[SET TASK]: Repeat the listing below in full, exactly as it stands.

Data entries
• • •

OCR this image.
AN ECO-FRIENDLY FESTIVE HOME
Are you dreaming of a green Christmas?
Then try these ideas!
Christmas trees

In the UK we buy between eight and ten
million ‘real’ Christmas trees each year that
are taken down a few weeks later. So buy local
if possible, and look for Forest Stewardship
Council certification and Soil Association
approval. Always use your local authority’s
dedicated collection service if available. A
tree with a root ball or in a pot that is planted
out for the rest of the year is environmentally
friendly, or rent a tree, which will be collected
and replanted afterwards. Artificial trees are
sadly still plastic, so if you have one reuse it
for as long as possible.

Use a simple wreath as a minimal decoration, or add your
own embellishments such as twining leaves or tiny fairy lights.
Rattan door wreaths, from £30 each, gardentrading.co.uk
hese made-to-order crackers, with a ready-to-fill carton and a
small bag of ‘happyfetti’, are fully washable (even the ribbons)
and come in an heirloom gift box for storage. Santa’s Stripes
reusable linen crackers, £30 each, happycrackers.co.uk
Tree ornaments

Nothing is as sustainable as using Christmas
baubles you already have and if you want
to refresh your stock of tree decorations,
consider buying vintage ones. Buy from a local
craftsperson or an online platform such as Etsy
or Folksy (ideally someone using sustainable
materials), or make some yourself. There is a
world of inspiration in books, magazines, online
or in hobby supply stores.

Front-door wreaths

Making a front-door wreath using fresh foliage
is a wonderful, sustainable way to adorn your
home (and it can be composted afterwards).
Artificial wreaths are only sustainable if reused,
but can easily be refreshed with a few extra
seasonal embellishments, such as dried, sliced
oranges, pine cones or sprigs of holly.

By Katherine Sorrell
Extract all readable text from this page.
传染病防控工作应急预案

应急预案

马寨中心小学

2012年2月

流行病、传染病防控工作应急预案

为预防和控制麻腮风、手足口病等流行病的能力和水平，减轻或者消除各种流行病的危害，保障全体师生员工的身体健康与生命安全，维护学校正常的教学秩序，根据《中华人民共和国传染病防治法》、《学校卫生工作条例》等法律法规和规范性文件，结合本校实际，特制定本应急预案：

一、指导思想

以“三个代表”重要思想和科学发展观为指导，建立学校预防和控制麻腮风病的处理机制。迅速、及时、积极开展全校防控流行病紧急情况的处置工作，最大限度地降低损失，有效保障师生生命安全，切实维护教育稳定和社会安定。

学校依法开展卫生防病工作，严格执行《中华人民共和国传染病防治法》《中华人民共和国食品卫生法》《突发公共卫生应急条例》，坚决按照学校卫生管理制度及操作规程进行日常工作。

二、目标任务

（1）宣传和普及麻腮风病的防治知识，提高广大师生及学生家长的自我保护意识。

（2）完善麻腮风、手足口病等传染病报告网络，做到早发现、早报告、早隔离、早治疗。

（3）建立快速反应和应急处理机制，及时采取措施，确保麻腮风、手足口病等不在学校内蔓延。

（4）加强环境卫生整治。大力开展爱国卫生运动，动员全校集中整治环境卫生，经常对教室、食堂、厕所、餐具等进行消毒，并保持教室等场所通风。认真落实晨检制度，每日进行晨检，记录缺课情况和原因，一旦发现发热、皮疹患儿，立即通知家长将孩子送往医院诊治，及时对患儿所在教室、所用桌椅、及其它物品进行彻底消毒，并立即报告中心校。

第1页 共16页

• • •

[WRITTEN ANSWER]:
OCR this image.
AN ECO-FRIENDLY FESTIVE HOME
Are you dreaming of a green Christmas?
Then try these ideas!
Christmas trees

In the UK we buy between eight and ten
million ‘real’ Christmas trees each year that
are taken down a few weeks later. So buy local
if possible, and look for Forest Stewardship
Council certification and Soil Association
approval. Always use your local authority’s
dedicated collection service if available. A
tree with a root ball or in a pot that is planted
out for the rest of the year is environmentally
friendly, or rent a tree, which will be collected
and replanted afterwards. Artificial trees are
sadly still plastic, so if you have one reuse it
for as long as possible.

Use a simple wreath as a minimal decoration, or add your
own embellishments such as twining leaves or tiny fairy lights.
Rattan door wreaths, from £30 each, gardentrading.co.uk
hese made-to-order crackers, with a ready-to-fill carton and a
small bag of ‘happyfetti’, are fully washable (even the ribbons)
and come in an heirloom gift box for storage. Santa’s Stripes
reusable linen crackers, £30 each, happycrackers.co.uk
Tree ornaments

Nothing is as sustainable as using Christmas
baubles you already have and if you want
to refresh your stock of tree decorations,
consider buying vintage ones. Buy from a local
craftsperson or an online platform such as Etsy
or Folksy (ideally someone using sustainable
materials), or make some yourself. There is a
world of inspiration in books, magazines, online
or in hobby supply stores.

Front-door wreaths

Making a front-door wreath using fresh foliage
is a wonderful, sustainable way to adorn your
home (and it can be composted afterwards).
Artificial wreaths are only sustainable if reused,
but can easily be refreshed with a few extra
seasonal embellishments, such as dried, sliced
oranges, pine cones or sprigs of holly.

By Katherine Sorrell
Extract all readable text from this page.
传染病防控工作应急预案

应急预案

马寨中心小学

2012年2月

流行病、传染病防控工作应急预案

为预防和控制麻腮风、手足口病等流行病的能力和水平，减轻或者消除各种流行病的危害，保障全体师生员工的身体健康与生命安全，维护学校正常的教学秩序，根据《中华人民共和国传染病防治法》、《学校卫生工作条例》等法律法规和规范性文件，结合本校实际，特制定本应急预案：

一、指导思想

以“三个代表”重要思想和科学发展观为指导，建立学校预防和控制麻腮风病的处理机制。迅速、及时、积极开展全校防控流行病紧急情况的处置工作，最大限度地降低损失，有效保障师生生命安全，切实维护教育稳定和社会安定。

学校依法开展卫生防病工作，严格执行《中华人民共和国传染病防治法》《中华人民共和国食品卫生法》《突发公共卫生应急条例》，坚决按照学校卫生管理制度及操作规程进行日常工作。

二、目标任务

（1）宣传和普及麻腮风病的防治知识，提高广大师生及学生家长的自我保护意识。

（2）完善麻腮风、手足口病等传染病报告网络，做到早发现、早报告、早隔离、早治疗。

（3）建立快速反应和应急处理机制，及时采取措施，确保麻腮风、手足口病等不在学校内蔓延。

（4）加强环境卫生整治。大力开展爱国卫生运动，动员全校集中整治环境卫生，经常对教室、食堂、厕所、餐具等进行消毒，并保持教室等场所通风。认真落实晨检制度，每日进行晨检，记录缺课情况和原因，一旦发现发热、皮疹患儿，立即通知家长将孩子送往医院诊治，及时对患儿所在教室、所用桌椅、及其它物品进行彻底消毒，并立即报告中心校。

第1页 共16页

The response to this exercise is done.